__Work to do__
Retype each entry below, keeping every character the same.

==============================

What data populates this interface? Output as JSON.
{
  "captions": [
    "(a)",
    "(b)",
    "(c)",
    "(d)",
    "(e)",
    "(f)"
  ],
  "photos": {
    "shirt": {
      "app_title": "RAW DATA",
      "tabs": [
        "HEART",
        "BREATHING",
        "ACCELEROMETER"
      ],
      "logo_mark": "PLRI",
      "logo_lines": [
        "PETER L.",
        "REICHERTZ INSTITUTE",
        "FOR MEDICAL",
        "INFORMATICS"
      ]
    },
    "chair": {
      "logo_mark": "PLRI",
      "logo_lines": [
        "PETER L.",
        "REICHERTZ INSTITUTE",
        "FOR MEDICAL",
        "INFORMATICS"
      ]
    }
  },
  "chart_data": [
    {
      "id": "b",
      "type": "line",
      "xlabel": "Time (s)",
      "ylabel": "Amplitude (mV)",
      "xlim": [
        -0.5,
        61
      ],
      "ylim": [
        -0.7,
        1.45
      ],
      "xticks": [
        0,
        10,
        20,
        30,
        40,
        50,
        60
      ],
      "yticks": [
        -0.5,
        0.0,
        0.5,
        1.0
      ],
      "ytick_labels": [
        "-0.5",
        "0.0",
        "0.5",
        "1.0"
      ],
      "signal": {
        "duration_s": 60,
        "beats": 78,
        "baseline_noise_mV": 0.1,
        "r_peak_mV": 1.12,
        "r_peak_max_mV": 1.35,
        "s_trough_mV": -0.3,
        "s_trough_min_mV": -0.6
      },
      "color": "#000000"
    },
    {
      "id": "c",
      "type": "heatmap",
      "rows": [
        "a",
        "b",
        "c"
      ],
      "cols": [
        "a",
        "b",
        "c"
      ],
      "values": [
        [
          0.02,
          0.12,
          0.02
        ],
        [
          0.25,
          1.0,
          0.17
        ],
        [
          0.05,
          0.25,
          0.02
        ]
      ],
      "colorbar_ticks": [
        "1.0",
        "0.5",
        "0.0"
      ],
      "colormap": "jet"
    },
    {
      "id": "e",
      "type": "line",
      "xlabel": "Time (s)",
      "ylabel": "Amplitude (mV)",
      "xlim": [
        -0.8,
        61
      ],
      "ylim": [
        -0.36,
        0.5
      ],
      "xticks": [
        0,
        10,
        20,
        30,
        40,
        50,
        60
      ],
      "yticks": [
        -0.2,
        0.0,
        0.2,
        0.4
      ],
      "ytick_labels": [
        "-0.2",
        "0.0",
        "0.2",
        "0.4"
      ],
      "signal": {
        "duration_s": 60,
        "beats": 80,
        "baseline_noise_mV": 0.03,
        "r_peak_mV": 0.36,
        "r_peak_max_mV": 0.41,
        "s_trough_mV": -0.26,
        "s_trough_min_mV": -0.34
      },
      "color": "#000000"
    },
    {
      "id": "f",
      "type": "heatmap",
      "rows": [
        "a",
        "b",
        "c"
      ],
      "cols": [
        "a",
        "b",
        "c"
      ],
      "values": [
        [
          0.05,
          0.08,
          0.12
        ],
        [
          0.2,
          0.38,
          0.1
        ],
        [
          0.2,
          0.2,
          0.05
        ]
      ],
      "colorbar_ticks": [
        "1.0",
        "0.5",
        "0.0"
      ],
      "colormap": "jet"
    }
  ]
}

==============================

__Problem solution__
What data populates this interface? Output as JSON.
{
  "captions": [
    "(a)",
    "(b)",
    "(c)",
    "(d)",
    "(e)",
    "(f)"
  ],
  "photos": {
    "shirt": {
      "app_title": "RAW DATA",
      "tabs": [
        "HEART",
        "BREATHING",
        "ACCELEROMETER"
      ],
      "logo_mark": "PLRI",
      "logo_lines": [
        "PETER L.",
        "REICHERTZ INSTITUTE",
        "FOR MEDICAL",
        "INFORMATICS"
      ]
    },
    "chair": {
      "logo_mark": "PLRI",
      "logo_lines": [
        "PETER L.",
        "REICHERTZ INSTITUTE",
        "FOR MEDICAL",
        "INFORMATICS"
      ]
    }
  },
  "chart_data": [
    {
      "id": "b",
      "type": "line",
      "xlabel": "Time (s)",
      "ylabel": "Amplitude (mV)",
      "xlim": [
        -0.5,
        61
      ],
      "ylim": [
        -0.7,
        1.45
      ],
      "xticks": [
        0,
        10,
        20,
        30,
        40,
        50,
        60
      ],
      "yticks": [
        -0.5,
        0.0,
        0.5,
        1.0
      ],
      "ytick_labels": [
        "-0.5",
        "0.0",
        "0.5",
        "1.0"
      ],
      "signal": {
        "duration_s": 60,
        "beats": 78,
        "baseline_noise_mV": 0.1,
        "r_peak_mV": 1.12,
        "r_peak_max_mV": 1.35,
        "s_trough_mV": -0.3,
        "s_trough_min_mV": -0.6
      },
      "color": "#000000"
    },
    {
      "id": "c",
      "type": "heatmap",
      "rows": [
        "a",
        "b",
        "c"
      ],
      "cols": [
        "a",
        "b",
        "c"
      ],
      "values": [
        [
          0.02,
          0.12,
          0.02
        ],
        [
          0.25,
          1.0,
          0.17
        ],
        [
          0.05,
          0.25,
          0.02
        ]
      ],
      "colorbar_ticks": [
        "1.0",
        "0.5",
        "0.0"
      ],
      "colormap": "jet"
    },
    {
      "id": "e",
      "type": "line",
      "xlabel": "Time (s)",
      "ylabel": "Amplitude (mV)",
      "xlim": [
        -0.8,
        61
      ],
      "ylim": [
        -0.36,
        0.5
      ],
      "xticks": [
        0,
        10,
        20,
        30,
        40,
        50,
        60
      ],
      "yticks": [
        -0.2,
        0.0,
        0.2,
        0.4
      ],
      "ytick_labels": [
        "-0.2",
        "0.0",
        "0.2",
        "0.4"
      ],
      "signal": {
        "duration_s": 60,
        "beats": 80,
        "baseline_noise_mV": 0.03,
        "r_peak_mV": 0.36,
        "r_peak_max_mV": 0.41,
        "s_trough_mV": -0.26,
        "s_trough_min_mV": -0.34
      },
      "color": "#000000"
    },
    {
      "id": "f",
      "type": "heatmap",
      "rows": [
        "a",
        "b",
        "c"
      ],
      "cols": [
        "a",
        "b",
        "c"
      ],
      "values": [
        [
          0.05,
          0.08,
          0.12
        ],
        [
          0.2,
          0.38,
          0.1
        ],
        [
          0.2,
          0.2,
          0.05
        ]
      ],
      "colorbar_ticks": [
        "1.0",
        "0.5",
        "0.0"
      ],
      "colormap": "jet"
    }
  ]
}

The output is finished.